Top of Selected excerpt

While the land is beautiful, I met many wonderful people as well. In fact, having hiked the Camino de Santiago in Spain about five years ago, I had hoped that I might have the opportunity to meet and know people in a similar way on the Kumano Kodo, and indeed I did. I met many people of remarkable generosity of spirit and appreciation of the region. Staying in ryokan and onsen, I was able to spend time with many others who were traveling either on the Kumano Kodo or enjoying the simple hospitality of guest houses. Due to the kindness of people I met throughout my trip, I was able to complete the shorter of the hikes and receive a dual pilgrim status. Even as I hiked, I met a number of people who had walked both routes and being able to share this experience was tremendous. We are, as citizens of the Earth, connected in so many ways.

Bottom of Selected excerpt

Required work →
[a] Print the Kumano Kodo passage word for word from "While the land" to "so many ways.".
[b] Proceed with the Kumano Kodo passage, writing on from its final sentence.

Top of Information

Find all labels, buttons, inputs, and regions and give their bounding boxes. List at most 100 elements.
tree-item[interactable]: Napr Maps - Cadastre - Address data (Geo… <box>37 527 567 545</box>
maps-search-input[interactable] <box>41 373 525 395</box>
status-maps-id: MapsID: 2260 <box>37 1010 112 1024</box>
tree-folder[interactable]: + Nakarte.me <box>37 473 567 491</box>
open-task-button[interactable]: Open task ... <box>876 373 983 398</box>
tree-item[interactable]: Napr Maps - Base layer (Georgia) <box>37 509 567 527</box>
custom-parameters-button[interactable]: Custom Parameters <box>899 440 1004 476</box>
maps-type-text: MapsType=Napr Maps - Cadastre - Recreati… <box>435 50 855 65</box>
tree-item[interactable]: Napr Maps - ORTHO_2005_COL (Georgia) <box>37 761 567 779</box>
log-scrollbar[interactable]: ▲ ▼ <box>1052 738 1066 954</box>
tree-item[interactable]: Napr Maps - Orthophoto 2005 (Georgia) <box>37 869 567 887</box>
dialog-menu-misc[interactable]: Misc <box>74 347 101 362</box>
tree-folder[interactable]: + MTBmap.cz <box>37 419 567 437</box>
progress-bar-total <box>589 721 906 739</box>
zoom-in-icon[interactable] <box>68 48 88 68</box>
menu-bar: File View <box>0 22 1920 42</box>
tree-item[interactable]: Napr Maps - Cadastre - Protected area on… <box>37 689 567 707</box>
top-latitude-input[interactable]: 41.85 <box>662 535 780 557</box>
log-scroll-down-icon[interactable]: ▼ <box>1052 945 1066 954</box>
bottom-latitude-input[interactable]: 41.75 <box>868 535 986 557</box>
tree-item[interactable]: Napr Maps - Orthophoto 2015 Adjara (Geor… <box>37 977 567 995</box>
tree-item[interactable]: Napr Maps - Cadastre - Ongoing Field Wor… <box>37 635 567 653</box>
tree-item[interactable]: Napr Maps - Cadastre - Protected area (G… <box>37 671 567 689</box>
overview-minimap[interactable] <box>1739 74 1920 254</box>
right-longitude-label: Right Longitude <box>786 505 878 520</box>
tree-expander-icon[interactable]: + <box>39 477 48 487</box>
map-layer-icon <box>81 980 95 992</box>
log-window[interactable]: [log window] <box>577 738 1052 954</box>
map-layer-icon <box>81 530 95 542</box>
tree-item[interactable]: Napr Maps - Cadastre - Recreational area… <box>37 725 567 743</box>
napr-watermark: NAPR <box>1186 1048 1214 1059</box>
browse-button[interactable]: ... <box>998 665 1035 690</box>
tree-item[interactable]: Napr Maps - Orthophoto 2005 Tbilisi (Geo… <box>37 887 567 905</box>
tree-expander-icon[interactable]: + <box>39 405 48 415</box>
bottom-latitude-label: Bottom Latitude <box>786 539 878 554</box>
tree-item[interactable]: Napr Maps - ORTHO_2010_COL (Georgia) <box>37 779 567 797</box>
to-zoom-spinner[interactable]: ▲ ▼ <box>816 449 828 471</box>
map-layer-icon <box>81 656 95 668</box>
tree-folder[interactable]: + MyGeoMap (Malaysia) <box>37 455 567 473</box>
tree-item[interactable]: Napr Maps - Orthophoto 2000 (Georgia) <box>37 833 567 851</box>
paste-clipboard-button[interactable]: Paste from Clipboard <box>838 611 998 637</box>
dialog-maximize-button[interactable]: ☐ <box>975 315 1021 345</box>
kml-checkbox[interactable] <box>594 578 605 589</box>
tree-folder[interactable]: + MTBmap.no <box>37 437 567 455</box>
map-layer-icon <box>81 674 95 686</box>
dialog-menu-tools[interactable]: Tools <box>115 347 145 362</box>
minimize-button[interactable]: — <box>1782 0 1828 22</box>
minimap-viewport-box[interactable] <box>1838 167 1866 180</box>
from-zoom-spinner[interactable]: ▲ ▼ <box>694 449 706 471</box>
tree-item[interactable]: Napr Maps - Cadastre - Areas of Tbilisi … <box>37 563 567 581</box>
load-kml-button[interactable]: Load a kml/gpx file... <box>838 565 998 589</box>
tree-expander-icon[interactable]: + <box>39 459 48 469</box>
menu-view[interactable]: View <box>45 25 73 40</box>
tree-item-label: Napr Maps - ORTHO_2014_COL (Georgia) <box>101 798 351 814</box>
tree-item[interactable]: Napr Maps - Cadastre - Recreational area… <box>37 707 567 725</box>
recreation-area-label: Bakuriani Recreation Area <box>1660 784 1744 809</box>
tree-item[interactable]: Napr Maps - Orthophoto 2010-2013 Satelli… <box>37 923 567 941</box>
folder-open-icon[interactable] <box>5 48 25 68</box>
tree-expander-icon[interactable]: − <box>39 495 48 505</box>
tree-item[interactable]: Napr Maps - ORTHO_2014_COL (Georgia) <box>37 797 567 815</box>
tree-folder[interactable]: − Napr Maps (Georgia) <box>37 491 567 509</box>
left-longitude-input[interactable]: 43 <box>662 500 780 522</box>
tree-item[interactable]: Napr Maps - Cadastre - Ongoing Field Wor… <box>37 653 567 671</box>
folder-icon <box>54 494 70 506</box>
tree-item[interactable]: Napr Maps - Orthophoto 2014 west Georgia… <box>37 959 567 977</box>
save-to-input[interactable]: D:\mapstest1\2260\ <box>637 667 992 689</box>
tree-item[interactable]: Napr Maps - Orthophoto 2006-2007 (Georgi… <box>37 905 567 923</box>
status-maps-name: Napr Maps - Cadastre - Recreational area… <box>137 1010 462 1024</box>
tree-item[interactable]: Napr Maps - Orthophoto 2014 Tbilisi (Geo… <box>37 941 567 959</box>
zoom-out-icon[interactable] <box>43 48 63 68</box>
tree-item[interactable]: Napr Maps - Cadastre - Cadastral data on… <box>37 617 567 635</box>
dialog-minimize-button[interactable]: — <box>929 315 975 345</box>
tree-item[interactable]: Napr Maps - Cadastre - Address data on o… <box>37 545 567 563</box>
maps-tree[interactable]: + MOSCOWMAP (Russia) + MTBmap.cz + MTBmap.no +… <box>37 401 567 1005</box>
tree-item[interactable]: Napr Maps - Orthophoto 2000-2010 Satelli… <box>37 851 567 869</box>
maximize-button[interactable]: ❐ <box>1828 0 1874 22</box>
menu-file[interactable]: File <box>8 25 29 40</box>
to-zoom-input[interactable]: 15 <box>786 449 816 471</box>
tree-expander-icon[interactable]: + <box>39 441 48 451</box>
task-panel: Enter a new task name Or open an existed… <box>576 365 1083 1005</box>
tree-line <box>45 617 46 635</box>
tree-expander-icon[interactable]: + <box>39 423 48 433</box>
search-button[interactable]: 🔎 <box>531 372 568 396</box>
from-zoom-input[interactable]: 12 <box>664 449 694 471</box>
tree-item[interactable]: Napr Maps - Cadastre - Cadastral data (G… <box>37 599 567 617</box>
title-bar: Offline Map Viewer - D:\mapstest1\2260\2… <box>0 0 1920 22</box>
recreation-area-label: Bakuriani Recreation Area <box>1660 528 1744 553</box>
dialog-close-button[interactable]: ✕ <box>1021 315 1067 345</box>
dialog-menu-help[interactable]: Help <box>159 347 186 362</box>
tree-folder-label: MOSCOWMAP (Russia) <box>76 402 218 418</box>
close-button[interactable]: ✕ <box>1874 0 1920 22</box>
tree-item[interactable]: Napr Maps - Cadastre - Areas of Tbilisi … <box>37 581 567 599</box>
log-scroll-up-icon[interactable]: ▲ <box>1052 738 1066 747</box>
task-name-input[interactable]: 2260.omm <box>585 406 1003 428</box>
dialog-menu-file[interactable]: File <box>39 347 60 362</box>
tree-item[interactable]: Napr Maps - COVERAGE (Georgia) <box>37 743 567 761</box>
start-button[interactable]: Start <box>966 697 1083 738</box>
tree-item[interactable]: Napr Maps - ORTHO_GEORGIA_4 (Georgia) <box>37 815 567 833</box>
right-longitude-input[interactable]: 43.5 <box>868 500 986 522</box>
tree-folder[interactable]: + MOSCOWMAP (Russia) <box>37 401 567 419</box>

Bottom of Information

Per-task answers →
[a]
While the land is beautiful, I met many wonderful people as well. In fact, having hiked the Camino de Santiago in Spain about five years ago, I had hoped that I might have the opportunity to meet and know people in a similar way on the Kumano Kodo, and indeed I did. I met many people of remarkable generosity of spirit and appreciation of the region. Staying in ryokan and onsen, I was able to spend time with many others who were traveling either on the Kumano Kodo or enjoying the simple hospitality of guest houses. Due to the kindness of people I met throughout my trip, I was able to complete the shorter of the hikes and receive a dual pilgrim status. Even as I hiked, I met a number of people who had walked both routes and being able to share this experience was tremendous. We are, as citizens of the Earth, connected in so many ways.

[b]
School children near the entrance to Ho Chi Minh Mausoleum, Hanoi, Vietnam

After experiencing the wonder and beauty of the Kii Peninsula, I traveled on the second leg of my trip, to Vietnam. Since we have students from the north and south of Vietnam, I knew it was important to me to go to both the south and north. I began in Ho Chi Minh City, and I spent two days exploring the area and focusing on historical places connected to the war. As someone who grew up watching the war unfold on the evening news, I knew I wanted to gain a better perspective from the Vietnamese, and I am glad that I did. I know that no country or culture would want to be known by its conflicts and indeed, in this exploration, I had opportunities to know a country that is deeply socially connected, in which people are kind and fun-loving and deeply connected to the past and the present.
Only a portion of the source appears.